┌─ Records shown
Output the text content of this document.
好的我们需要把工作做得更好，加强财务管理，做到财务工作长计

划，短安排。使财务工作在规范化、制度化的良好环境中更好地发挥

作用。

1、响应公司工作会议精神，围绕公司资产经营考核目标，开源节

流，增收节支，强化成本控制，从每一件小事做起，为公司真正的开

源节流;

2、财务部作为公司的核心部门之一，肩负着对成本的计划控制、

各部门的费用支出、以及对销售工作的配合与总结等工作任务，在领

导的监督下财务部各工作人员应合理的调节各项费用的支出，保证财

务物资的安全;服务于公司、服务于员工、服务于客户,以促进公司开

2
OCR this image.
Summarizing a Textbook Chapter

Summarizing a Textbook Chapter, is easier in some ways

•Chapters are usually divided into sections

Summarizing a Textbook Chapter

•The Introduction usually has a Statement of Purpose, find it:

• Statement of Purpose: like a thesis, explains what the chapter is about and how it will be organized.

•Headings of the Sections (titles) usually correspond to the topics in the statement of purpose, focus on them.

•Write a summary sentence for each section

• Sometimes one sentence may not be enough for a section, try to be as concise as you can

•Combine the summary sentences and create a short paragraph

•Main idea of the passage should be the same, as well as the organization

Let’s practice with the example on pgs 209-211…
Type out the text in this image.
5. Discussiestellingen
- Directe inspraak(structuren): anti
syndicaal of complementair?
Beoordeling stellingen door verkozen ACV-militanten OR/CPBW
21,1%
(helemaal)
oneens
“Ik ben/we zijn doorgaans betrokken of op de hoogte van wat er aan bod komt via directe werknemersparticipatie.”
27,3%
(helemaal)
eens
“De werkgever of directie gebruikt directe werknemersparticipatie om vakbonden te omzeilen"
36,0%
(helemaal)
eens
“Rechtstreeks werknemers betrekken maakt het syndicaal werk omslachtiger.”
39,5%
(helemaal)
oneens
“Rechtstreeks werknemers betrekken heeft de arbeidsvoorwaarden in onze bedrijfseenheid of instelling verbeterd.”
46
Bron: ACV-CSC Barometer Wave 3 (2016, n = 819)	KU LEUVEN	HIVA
└─
Copy out the lines from the line containing "OCR this image." to the end of the listing above, without alteration.

**The output**
OCR this image.
Summarizing a Textbook Chapter

Summarizing a Textbook Chapter, is easier in some ways

•Chapters are usually divided into sections

Summarizing a Textbook Chapter

•The Introduction usually has a Statement of Purpose, find it:

• Statement of Purpose: like a thesis, explains what the chapter is about and how it will be organized.

•Headings of the Sections (titles) usually correspond to the topics in the statement of purpose, focus on them.

•Write a summary sentence for each section

• Sometimes one sentence may not be enough for a section, try to be as concise as you can

•Combine the summary sentences and create a short paragraph

•Main idea of the passage should be the same, as well as the organization

Let’s practice with the example on pgs 209-211…
Type out the text in this image.
5. Discussiestellingen
- Directe inspraak(structuren): anti
syndicaal of complementair?
Beoordeling stellingen door verkozen ACV-militanten OR/CPBW
21,1%
(helemaal)
oneens
“Ik ben/we zijn doorgaans betrokken of op de hoogte van wat er aan bod komt via directe werknemersparticipatie.”
27,3%
(helemaal)
eens
“De werkgever of directie gebruikt directe werknemersparticipatie om vakbonden te omzeilen"
36,0%
(helemaal)
eens
“Rechtstreeks werknemers betrekken maakt het syndicaal werk omslachtiger.”
39,5%
(helemaal)
oneens
“Rechtstreeks werknemers betrekken heeft de arbeidsvoorwaarden in onze bedrijfseenheid of instelling verbeterd.”
46
Bron: ACV-CSC Barometer Wave 3 (2016, n = 819)	KU LEUVEN	HIVA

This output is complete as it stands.